Find how many lines hold the word "type". Give only the number.
— START —
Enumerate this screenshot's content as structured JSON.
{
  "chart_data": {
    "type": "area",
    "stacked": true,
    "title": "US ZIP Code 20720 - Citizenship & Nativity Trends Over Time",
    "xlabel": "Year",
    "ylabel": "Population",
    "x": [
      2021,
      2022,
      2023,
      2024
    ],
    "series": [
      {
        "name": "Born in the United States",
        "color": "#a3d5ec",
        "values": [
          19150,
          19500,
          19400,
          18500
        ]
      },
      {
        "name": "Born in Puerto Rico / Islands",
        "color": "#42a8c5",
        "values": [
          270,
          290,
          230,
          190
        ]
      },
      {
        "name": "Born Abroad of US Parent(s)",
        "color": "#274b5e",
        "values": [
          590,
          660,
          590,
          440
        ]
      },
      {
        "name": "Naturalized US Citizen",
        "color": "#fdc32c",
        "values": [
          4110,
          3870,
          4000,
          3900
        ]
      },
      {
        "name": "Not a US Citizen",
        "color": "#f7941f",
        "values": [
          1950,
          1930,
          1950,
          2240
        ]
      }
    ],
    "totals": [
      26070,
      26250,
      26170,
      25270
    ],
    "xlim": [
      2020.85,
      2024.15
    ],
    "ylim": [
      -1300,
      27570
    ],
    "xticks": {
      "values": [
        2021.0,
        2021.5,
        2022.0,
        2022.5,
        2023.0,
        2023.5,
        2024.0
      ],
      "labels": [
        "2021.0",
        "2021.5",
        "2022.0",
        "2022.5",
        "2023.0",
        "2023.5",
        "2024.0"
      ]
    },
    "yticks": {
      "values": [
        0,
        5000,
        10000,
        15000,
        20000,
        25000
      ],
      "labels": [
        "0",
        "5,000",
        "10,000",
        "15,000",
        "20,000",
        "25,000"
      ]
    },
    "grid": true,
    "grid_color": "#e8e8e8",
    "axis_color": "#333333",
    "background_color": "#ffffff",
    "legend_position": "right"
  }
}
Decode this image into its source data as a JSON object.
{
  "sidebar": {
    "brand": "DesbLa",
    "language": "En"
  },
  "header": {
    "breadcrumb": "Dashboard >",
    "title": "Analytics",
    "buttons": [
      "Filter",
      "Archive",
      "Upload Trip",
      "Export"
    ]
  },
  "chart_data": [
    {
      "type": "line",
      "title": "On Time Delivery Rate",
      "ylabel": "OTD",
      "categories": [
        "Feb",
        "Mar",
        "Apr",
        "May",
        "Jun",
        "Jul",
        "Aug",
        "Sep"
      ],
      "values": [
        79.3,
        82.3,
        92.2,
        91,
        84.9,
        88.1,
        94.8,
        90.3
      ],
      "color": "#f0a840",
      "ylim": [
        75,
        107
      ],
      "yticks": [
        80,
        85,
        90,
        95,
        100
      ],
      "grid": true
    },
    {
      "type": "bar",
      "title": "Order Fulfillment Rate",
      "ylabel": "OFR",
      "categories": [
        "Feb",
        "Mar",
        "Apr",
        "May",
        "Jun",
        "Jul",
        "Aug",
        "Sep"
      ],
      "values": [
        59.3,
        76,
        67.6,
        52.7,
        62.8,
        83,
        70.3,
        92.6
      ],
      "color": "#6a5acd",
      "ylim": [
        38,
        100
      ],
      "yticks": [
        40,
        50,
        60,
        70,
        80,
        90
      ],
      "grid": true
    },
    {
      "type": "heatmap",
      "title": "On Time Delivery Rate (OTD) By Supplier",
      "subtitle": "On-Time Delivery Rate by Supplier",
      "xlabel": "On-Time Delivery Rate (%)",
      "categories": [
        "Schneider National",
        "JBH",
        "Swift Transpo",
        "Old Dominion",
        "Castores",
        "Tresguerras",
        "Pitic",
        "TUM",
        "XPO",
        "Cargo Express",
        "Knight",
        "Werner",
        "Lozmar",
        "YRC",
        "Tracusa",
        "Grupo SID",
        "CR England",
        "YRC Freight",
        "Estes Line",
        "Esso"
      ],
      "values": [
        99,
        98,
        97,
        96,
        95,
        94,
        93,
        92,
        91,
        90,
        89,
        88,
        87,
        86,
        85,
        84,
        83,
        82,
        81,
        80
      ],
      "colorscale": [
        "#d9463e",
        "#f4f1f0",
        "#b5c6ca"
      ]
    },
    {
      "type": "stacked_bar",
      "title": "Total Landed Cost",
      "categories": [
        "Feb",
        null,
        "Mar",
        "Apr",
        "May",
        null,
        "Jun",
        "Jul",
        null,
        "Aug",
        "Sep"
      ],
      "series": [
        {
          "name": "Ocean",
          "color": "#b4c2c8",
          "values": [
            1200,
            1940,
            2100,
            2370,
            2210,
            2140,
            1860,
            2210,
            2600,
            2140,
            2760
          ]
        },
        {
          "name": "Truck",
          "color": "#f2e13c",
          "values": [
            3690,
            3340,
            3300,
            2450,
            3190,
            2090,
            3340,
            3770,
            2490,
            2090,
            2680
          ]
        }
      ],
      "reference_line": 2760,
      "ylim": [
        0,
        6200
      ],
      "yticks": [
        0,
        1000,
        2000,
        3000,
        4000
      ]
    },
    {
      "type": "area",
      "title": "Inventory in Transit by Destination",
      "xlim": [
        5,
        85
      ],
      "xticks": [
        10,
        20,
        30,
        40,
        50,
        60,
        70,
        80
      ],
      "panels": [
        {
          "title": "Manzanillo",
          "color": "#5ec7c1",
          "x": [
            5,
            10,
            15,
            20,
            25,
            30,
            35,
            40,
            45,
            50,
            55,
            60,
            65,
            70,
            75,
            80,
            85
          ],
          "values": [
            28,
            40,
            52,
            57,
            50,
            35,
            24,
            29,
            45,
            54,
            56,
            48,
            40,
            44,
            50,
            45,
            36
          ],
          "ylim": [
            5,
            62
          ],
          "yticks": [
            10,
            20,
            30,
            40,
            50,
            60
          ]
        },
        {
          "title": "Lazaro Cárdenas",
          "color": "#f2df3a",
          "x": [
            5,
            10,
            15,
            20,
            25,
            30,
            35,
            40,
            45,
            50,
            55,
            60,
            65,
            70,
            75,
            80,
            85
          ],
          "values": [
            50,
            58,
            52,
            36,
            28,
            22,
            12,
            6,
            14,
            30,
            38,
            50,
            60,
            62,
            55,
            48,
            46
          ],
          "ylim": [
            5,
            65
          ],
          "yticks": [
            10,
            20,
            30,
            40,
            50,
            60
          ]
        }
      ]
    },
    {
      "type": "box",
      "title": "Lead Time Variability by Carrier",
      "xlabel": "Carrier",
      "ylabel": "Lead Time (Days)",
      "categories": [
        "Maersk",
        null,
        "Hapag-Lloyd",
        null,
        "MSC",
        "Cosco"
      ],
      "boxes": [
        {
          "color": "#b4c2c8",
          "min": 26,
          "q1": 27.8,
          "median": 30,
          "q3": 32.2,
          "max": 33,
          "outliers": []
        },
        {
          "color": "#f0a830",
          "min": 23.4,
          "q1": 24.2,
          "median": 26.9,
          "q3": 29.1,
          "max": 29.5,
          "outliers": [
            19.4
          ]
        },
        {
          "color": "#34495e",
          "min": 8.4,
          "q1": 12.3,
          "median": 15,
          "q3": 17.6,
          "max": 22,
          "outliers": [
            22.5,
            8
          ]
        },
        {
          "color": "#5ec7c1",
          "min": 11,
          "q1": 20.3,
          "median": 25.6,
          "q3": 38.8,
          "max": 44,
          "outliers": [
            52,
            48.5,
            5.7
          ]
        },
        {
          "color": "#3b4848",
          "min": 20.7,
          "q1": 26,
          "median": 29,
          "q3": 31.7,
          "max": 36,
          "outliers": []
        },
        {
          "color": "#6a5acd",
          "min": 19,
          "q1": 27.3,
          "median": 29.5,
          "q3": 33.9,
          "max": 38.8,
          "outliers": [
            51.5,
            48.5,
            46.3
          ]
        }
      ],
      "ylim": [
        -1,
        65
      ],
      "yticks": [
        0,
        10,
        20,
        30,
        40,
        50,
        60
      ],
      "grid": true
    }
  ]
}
— END —
[TASK RESPONSE] 7